Bitwise

let and : (a: 'a, b: nat) => nat

'a can either be an int or nat.

It can also be used with bytes. But the signature might be a bit different.

val and : bytes -> bytes -> bytes

A bitwise and operation.

let zero: nat = 2n & 1n;

let two_bytes : bytes = 0x11 & 0x10

Input

❯ ligo compile expression jsligo "0x11 & 0x10"

Output

0x10

let or: (a: nat, b: nat) => nat

A bitwise or operation.

It can also be used with bytes. But the signature might be a bit different.

val or : bytes -> bytes -> bytes

let five: nat = 4n | 1n;

let three_bytes : bytes = 0x11 | 0x10

Input

❯ ligo compile expression jsligo "0x11 | 0x10"

Output

0x11

let xor: (a: nat, b: nat) => nat

A bitwise xor operation.

It can also be used with bytes. But the signature might be a bit different.

Data listing –
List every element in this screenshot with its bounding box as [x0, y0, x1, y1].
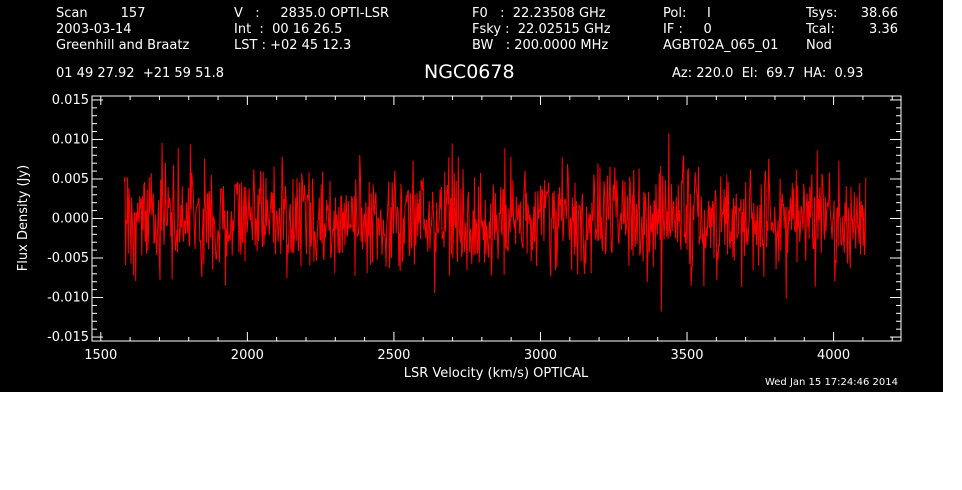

==

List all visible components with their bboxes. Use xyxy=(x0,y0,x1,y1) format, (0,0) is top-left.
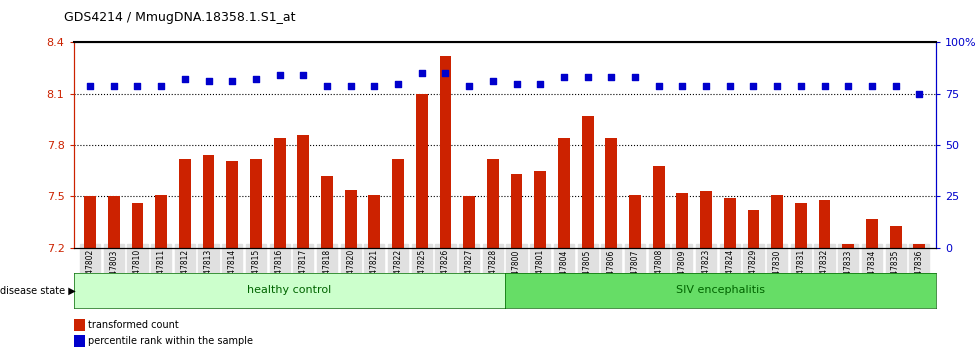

Task to carry out –
Please repeat the bitwise reference between "let and : (a: 'a, b: nat)" and "bitwise and operation.", inclusive. The data stands apart from the bitwise reference.

Final result –
let and : (a: 'a, b: nat) => nat

'a can either be an int or nat.

It can also be used with bytes. But the signature might be a bit different.

val and : bytes -> bytes -> bytes

A bitwise and operation.